→ What is expected: Using the data below, copy each line that includes the word "trailer".

→ Records for this task:
◇ ◇ ◇ ◇ ◇ ◇ ◇

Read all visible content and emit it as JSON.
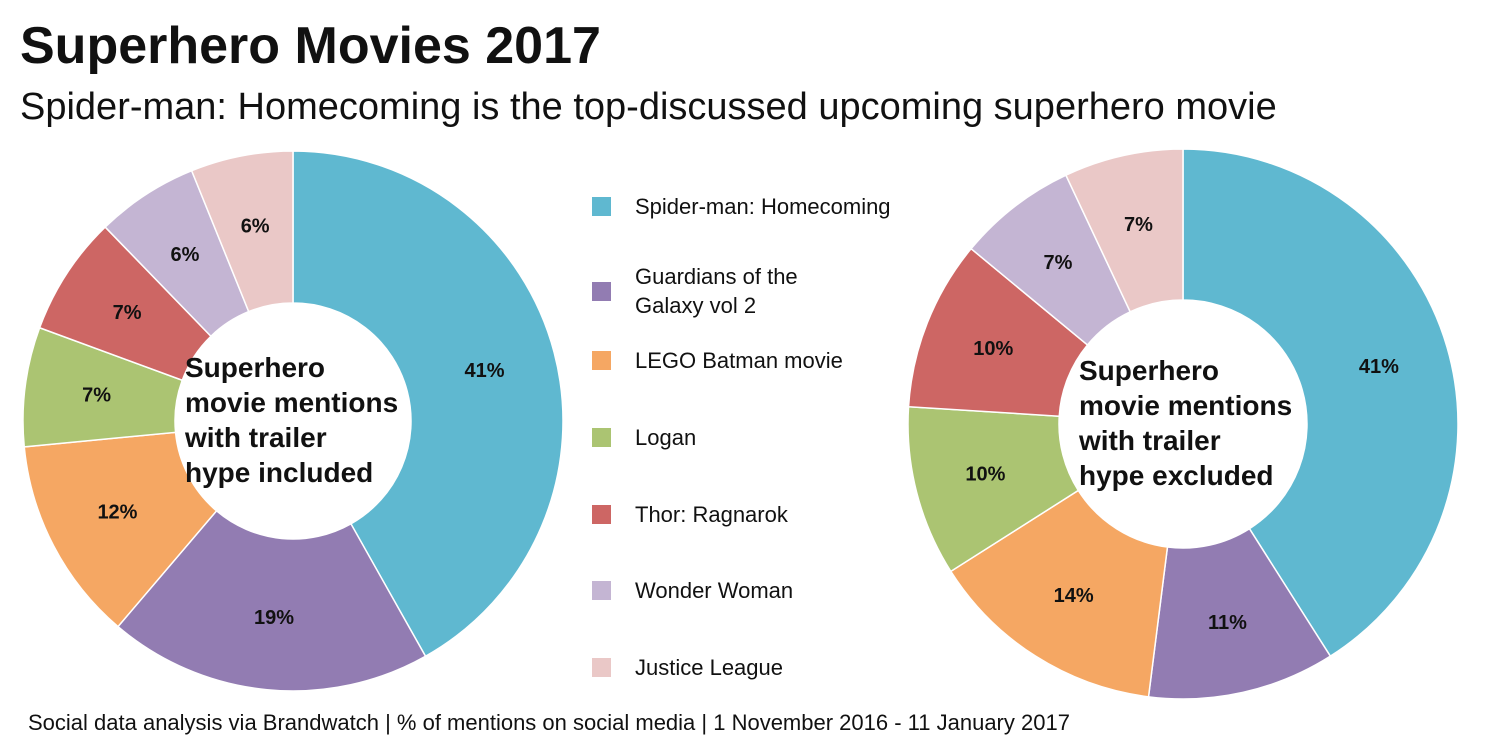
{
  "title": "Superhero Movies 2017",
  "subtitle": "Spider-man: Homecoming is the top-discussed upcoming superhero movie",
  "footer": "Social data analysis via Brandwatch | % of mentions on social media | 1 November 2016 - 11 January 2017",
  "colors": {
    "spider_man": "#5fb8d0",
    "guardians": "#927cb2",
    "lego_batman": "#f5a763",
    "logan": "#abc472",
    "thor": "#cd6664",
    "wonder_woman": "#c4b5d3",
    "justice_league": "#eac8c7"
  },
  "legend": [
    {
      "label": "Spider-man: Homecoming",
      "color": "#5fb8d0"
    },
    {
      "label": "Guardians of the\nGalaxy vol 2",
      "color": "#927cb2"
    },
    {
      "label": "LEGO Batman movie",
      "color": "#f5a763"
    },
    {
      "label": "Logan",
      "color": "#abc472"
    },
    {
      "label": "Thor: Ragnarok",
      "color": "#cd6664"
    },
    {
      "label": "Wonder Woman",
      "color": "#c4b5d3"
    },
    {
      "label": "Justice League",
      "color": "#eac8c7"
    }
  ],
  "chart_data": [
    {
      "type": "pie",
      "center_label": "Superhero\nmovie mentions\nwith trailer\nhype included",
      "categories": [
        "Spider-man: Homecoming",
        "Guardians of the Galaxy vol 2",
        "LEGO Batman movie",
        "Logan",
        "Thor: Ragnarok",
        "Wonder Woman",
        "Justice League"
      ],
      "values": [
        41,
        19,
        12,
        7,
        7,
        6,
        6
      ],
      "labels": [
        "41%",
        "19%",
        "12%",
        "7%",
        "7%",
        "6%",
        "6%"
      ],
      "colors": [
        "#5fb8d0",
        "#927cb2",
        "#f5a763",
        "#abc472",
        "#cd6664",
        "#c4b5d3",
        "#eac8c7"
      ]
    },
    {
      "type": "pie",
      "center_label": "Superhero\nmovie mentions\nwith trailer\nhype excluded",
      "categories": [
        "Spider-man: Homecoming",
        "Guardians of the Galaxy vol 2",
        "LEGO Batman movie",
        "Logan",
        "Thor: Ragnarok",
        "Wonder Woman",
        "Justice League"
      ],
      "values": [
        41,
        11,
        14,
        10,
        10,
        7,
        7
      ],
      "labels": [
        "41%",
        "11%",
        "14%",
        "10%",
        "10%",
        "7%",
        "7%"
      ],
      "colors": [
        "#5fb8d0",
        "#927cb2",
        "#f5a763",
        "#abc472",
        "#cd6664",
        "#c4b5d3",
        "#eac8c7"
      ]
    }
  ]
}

◇ ◇ ◇ ◇ ◇ ◇ ◇

→ Solution for this problem:
      "center_label": "Superhero\nmovie mentions\nwith trailer\nhype included",
      "center_label": "Superhero\nmovie mentions\nwith trailer\nhype excluded",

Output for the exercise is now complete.